* _REQUIRED TASK_
Reproduce all of the records exactly.

+++++

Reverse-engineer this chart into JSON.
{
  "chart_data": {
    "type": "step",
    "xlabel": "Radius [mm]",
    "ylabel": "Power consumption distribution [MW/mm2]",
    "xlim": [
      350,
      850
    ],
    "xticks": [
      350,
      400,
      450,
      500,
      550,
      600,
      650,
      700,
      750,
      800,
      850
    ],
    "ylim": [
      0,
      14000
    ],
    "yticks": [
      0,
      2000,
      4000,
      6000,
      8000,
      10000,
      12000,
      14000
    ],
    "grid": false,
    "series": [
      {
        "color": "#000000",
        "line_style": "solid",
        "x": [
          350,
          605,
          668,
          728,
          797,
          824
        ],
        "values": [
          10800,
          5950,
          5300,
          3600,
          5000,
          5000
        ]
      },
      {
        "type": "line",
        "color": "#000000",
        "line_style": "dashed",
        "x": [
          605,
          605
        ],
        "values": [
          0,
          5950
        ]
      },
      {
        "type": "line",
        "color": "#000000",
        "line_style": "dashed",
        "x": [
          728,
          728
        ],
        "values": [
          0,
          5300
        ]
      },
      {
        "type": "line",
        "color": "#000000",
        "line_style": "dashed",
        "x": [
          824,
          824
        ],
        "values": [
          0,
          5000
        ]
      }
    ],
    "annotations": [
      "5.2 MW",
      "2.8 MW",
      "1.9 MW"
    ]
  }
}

+++++

* _CORRECT RESPONSE_
Reverse-engineer this chart into JSON.
{
  "chart_data": {
    "type": "step",
    "xlabel": "Radius [mm]",
    "ylabel": "Power consumption distribution [MW/mm2]",
    "xlim": [
      350,
      850
    ],
    "xticks": [
      350,
      400,
      450,
      500,
      550,
      600,
      650,
      700,
      750,
      800,
      850
    ],
    "ylim": [
      0,
      14000
    ],
    "yticks": [
      0,
      2000,
      4000,
      6000,
      8000,
      10000,
      12000,
      14000
    ],
    "grid": false,
    "series": [
      {
        "color": "#000000",
        "line_style": "solid",
        "x": [
          350,
          605,
          668,
          728,
          797,
          824
        ],
        "values": [
          10800,
          5950,
          5300,
          3600,
          5000,
          5000
        ]
      },
      {
        "type": "line",
        "color": "#000000",
        "line_style": "dashed",
        "x": [
          605,
          605
        ],
        "values": [
          0,
          5950
        ]
      },
      {
        "type": "line",
        "color": "#000000",
        "line_style": "dashed",
        "x": [
          728,
          728
        ],
        "values": [
          0,
          5300
        ]
      },
      {
        "type": "line",
        "color": "#000000",
        "line_style": "dashed",
        "x": [
          824,
          824
        ],
        "values": [
          0,
          5000
        ]
      }
    ],
    "annotations": [
      "5.2 MW",
      "2.8 MW",
      "1.9 MW"
    ]
  }
}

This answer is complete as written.